### Extracted text:
....

Each UID the kernel deals with has its own user session keyring that
is shared by all processes with that UID.
The user session keyring has a name (description) of the form
_uid_ses.<UID>
where
<UID>
is the user ID of the corresponding user.
The user session keyring is associated with the record that
the kernel maintains for the UID.
It comes into existence upon the first attempt to access either the
user session keyring, the
user-keyring(7),
or the
session-keyring(7).
The keyring remains pinned in existence so long as there are processes
running with that real UID or files opened by those processes remain open.
(The keyring can also be pinned indefinitely by linking it
into another keyring.)
The user session keyring is created on demand when a thread requests it
or when a thread asks for its
session-keyring(7)
and that keyring doesn't exist.
In the latter case, a user session keyring will be created and,
if the session keyring wasn't to be created,
the user session keyring will be set as the process's actual session keyring.

....

### Dataset excerpt:
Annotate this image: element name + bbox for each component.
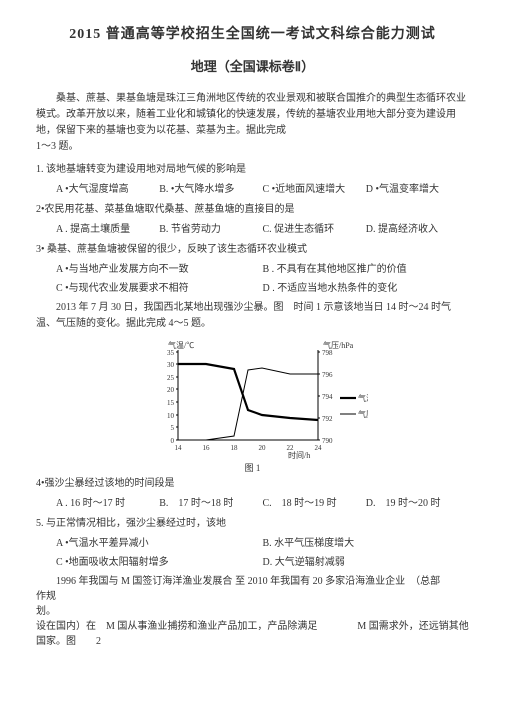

....

### Short task:
Quote the text on the user session keyring, starting with "Each UID the" and going on through "session-keyring(7).", with no alterations.

### Solution for this exercise:
Each UID the kernel deals with has its own user session keyring that
is shared by all processes with that UID.
The user session keyring has a name (description) of the form
_uid_ses.<UID>
where
<UID>
is the user ID of the corresponding user.
The user session keyring is associated with the record that
the kernel maintains for the UID.
It comes into existence upon the first attempt to access either the
user session keyring, the
user-keyring(7),
or the
session-keyring(7).